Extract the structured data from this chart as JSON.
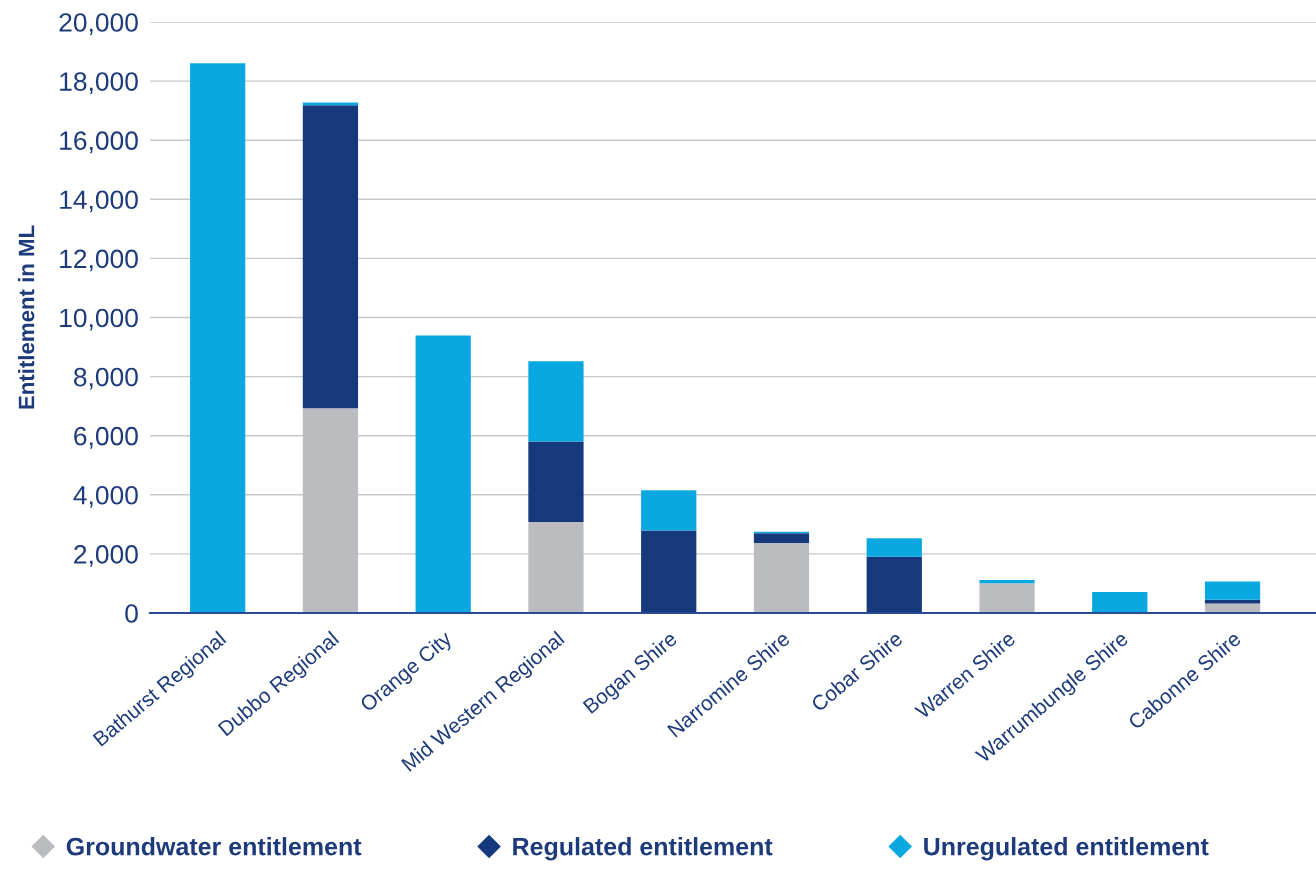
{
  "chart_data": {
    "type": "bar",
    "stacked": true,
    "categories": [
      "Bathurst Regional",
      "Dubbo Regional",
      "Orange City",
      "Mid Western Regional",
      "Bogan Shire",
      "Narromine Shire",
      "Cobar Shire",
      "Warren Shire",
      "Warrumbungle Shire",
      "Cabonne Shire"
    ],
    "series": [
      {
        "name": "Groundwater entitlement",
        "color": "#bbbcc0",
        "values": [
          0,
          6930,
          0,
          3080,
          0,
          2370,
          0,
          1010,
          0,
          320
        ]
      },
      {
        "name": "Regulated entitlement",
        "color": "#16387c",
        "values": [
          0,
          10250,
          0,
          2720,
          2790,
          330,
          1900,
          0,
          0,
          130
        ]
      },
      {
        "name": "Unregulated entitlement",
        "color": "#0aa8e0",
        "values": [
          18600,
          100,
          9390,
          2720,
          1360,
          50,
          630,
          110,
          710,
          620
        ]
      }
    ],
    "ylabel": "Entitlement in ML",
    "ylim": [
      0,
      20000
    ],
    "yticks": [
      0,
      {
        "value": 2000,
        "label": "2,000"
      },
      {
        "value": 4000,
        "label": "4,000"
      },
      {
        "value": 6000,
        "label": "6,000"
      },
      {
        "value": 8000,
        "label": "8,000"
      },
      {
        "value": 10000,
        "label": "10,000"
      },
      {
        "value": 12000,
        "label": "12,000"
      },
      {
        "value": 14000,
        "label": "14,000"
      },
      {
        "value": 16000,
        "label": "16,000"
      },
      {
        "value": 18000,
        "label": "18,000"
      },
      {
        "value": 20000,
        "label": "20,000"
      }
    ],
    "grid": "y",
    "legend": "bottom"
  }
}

----

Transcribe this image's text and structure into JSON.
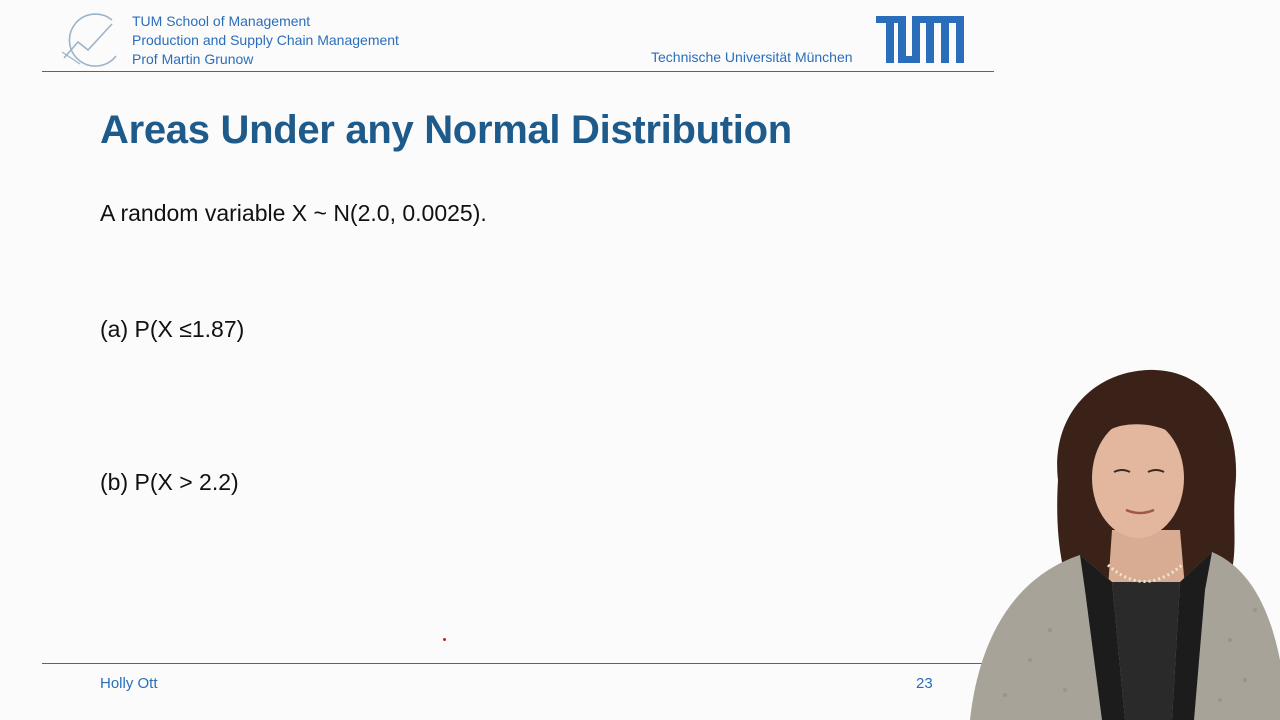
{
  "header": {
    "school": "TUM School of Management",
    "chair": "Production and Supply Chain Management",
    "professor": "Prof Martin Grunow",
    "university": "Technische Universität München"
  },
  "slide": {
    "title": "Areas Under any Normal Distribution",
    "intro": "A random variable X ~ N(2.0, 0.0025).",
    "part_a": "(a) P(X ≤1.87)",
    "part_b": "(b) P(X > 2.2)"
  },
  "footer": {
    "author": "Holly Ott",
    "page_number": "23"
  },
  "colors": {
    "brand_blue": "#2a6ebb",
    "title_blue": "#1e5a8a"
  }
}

----

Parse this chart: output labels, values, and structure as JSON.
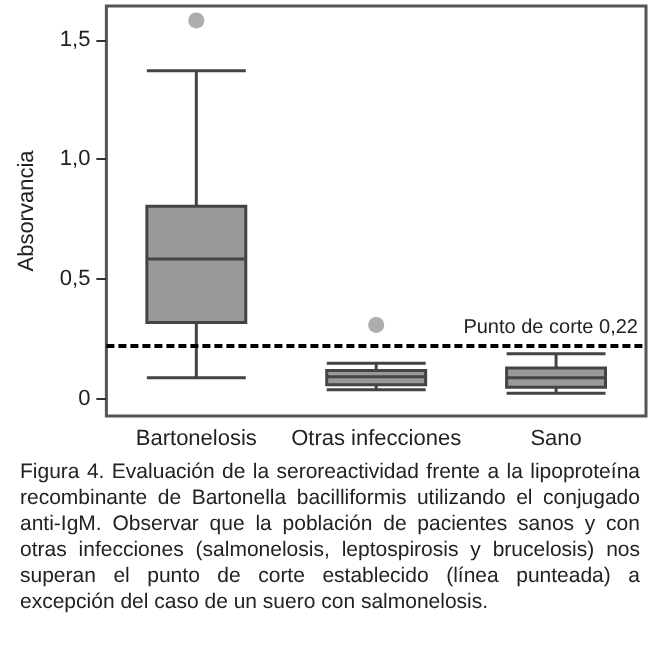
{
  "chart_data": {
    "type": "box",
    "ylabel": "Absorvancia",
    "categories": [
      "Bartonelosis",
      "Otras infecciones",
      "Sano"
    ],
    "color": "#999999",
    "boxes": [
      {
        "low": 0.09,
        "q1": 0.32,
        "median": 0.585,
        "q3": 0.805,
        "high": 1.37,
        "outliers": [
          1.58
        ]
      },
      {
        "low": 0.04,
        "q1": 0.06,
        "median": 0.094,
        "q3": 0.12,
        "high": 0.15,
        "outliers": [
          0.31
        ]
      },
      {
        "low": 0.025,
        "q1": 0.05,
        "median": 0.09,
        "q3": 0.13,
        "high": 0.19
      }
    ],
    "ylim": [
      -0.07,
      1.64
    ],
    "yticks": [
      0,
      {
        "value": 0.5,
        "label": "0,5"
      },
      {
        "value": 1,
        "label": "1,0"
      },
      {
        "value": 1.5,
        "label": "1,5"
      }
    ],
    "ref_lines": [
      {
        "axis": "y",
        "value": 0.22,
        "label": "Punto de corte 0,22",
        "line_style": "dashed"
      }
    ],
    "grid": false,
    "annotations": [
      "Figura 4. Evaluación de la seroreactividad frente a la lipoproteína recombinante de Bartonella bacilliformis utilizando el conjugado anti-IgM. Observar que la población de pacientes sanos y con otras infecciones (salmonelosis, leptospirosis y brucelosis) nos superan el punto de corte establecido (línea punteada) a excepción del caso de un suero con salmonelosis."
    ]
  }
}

----

Objective: Tell how many lines in the material contain the word "this". Only the number is wanted.

The response: 3